- _Tasks_:
a - Answer these questions from the post on Bergeron's Selke Trophy win:
(i) How many points and first-place votes did Bergeron receive?
(ii) Which player finished second, and for which team?
(iii) What happened to Bergeron in the previous year's voting?
b - Extend the post on Bergeron's Selke Trophy win by one or two paragraphs, beginning after its final sentence.

Bergeron Wins Selke Trophy…Somebody Got Laid Last Night
(Bergeron’s girlfriend is okay looking)
NHL justice was delivered, if not delayed, last night in the land of strippers and cocaine when the nice Irish lad Patty Cleary-Bergeron took home the Frank J. Selke Trophy on his first nomination. Bergie won by a landslide, his 1312 points (124 first place votes) easily besting second place St. Louis’ David Backes 698 points (24 first place votes). So it was hardly a Lidstrom/Streep-like “reputation win”.
After not being nominated last year, the win is a great acknowledgement that the understated, incredibly classy Bruins-icon-to-be is truly among the current greats of the game (take a look at some of the past winners for Best Defensive Forward). It furthers cements his already-growing legacy of what a professional is and how to play the game the right way, every day.

- _Material supplied_:

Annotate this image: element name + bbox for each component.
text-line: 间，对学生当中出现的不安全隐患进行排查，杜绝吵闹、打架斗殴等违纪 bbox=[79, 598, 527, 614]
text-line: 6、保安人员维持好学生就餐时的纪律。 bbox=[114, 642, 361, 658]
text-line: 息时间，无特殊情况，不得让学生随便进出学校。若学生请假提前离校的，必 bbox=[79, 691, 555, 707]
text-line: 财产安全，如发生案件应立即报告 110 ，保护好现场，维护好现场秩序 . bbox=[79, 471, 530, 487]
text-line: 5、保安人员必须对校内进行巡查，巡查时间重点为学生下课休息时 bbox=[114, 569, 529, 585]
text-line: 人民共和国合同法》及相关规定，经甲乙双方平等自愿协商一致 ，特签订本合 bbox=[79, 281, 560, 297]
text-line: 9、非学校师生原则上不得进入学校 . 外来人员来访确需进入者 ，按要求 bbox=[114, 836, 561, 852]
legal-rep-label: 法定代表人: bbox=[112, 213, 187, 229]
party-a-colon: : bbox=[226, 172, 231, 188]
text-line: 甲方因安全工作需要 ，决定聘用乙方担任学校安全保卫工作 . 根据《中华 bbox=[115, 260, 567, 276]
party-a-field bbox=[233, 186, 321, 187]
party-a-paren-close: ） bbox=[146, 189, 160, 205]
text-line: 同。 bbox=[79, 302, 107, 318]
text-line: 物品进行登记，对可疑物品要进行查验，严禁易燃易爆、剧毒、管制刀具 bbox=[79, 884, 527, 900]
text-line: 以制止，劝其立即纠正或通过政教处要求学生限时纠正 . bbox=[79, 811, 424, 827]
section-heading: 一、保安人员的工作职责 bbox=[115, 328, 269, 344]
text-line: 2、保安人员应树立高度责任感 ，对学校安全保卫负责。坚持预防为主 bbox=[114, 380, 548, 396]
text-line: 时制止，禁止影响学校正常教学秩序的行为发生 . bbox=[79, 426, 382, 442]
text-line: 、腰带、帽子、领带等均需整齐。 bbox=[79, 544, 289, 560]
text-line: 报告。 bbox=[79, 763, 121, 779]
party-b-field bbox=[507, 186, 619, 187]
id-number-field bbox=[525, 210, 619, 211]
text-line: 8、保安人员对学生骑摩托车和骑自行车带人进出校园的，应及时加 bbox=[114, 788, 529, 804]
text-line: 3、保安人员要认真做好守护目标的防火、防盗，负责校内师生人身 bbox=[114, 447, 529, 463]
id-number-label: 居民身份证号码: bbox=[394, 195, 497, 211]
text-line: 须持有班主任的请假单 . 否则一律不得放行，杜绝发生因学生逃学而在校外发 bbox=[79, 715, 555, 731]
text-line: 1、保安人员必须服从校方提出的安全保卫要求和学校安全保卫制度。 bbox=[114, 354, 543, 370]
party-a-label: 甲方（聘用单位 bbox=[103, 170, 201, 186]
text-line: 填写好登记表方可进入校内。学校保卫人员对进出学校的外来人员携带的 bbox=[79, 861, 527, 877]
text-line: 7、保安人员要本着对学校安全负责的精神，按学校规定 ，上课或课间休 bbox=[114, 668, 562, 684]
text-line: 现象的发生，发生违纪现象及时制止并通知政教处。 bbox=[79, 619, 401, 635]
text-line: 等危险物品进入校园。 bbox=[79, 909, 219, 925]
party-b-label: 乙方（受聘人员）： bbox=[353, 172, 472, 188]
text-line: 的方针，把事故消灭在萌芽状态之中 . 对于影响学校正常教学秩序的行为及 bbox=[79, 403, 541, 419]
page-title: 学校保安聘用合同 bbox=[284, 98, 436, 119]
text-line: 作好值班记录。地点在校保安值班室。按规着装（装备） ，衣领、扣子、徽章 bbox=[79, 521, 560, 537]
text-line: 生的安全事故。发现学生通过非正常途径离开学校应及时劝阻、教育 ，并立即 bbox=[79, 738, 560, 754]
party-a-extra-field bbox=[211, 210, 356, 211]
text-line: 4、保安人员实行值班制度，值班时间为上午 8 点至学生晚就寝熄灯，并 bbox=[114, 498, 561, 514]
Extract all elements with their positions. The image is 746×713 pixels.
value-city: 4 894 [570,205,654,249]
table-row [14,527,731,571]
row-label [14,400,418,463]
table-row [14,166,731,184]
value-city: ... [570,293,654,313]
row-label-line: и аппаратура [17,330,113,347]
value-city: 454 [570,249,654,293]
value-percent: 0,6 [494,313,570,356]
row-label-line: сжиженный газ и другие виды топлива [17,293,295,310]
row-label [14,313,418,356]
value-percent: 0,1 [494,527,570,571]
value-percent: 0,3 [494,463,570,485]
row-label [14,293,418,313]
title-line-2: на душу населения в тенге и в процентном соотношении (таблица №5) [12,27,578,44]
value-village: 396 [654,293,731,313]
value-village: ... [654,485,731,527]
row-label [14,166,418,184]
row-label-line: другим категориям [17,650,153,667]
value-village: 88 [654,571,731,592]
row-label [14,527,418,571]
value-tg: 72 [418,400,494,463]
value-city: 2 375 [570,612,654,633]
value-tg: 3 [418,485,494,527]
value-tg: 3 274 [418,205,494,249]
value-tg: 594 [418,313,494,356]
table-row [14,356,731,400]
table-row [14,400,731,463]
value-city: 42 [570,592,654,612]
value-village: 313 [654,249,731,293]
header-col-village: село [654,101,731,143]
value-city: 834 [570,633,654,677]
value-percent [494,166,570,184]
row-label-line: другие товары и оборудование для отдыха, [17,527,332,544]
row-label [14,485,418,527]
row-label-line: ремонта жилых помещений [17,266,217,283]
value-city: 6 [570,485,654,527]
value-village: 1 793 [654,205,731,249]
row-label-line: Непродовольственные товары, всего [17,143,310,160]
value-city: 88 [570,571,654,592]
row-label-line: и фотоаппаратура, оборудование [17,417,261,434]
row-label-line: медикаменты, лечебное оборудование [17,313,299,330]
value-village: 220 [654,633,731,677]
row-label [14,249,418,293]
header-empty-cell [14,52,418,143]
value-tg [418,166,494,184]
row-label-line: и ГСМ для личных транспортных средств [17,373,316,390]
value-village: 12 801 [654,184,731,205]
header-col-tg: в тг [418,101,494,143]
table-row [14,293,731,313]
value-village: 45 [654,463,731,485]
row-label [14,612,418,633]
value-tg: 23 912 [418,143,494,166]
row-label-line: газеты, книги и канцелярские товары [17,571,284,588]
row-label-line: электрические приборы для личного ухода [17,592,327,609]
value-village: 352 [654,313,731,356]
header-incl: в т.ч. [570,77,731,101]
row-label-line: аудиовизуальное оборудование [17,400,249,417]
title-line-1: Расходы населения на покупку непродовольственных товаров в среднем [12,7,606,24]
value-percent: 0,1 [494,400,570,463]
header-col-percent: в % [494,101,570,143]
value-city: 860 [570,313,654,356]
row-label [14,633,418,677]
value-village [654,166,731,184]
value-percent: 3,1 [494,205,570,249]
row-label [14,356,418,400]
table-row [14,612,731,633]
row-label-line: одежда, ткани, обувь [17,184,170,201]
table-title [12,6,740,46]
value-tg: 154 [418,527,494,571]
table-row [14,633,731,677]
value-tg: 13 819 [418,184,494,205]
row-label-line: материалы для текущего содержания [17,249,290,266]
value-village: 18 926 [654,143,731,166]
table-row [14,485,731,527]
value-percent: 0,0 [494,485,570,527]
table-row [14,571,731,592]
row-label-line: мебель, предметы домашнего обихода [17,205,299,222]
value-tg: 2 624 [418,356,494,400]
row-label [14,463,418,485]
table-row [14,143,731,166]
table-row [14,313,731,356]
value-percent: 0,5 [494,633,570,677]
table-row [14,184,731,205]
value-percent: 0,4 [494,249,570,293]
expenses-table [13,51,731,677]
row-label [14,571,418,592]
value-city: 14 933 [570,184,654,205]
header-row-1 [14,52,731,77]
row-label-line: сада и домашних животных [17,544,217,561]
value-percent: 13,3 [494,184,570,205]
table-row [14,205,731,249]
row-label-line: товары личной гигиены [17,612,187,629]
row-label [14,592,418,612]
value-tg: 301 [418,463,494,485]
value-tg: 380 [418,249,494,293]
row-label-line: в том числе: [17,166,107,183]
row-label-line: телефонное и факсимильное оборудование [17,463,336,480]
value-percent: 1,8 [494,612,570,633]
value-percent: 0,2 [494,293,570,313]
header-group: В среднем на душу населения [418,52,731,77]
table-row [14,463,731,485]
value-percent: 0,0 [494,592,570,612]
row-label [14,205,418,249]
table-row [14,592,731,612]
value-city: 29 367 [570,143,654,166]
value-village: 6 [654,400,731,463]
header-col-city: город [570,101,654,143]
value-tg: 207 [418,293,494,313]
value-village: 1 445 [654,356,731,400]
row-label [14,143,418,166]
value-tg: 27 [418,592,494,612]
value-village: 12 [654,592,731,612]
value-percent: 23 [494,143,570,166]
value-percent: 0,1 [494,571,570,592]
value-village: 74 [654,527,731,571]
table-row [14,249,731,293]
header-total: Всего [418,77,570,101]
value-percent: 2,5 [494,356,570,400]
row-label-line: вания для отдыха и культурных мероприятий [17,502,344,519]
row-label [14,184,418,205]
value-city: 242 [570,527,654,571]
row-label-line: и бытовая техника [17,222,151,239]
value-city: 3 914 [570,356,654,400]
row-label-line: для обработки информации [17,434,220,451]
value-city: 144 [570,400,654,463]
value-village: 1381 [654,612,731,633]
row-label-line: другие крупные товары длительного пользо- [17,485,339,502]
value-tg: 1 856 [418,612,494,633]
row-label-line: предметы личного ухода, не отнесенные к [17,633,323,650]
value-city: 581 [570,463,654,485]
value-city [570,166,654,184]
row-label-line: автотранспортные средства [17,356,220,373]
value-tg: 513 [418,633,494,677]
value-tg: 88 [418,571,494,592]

- _Expected results_:
a -
(i) Bergeron received 1312 points, with 124 first-place votes.
(ii) David Backes of St. Louis finished second.
(iii) He was not nominated the previous year.

b -
Remember, it wasn’t quite five years ago when a hear-a-pin-drop Garden crowd wondered, for a brief time, if we would ever see this kid play again after a hit from the Flyers’ Randy Jones (given hindsignt & Jones’ play since, the hit was probably more reckless than malicious. But that Orange and Black does you no favors). I distinctly remember hearing one spectator whisper Travis Roy’s name. It was that bad and that scary. What I also remembered as they wheeled the unconscious player past me through the Zamboni doors was yelling “C’mon, Patty” or some such shit, expecting to spark a flurry of fans doing the same. Instead, I got absolutely zero reaction from what was a stunned & shaken crowd. The sight of a cadaverous Bergeron did what even the ’70s Canadiens couldn’t—it silenced a Garden crowd.
Fast forward a few years after a lengthy and emotionally challenging recovery and we now see what many have called the Bruins’ modern day version of Jean Ratelle blossoming into a guy whose #37 will likely some day find itself alongside Ray Bourque’s #77 in the Thomas M. Menino Shawmut Garden Cablevision of Boston Center For Speech and Sports. Ironically, after tallying 150 points in less than 160 games in his second and third seasons, Bergeron looked more like an Art Ross candidate rather than a Selke.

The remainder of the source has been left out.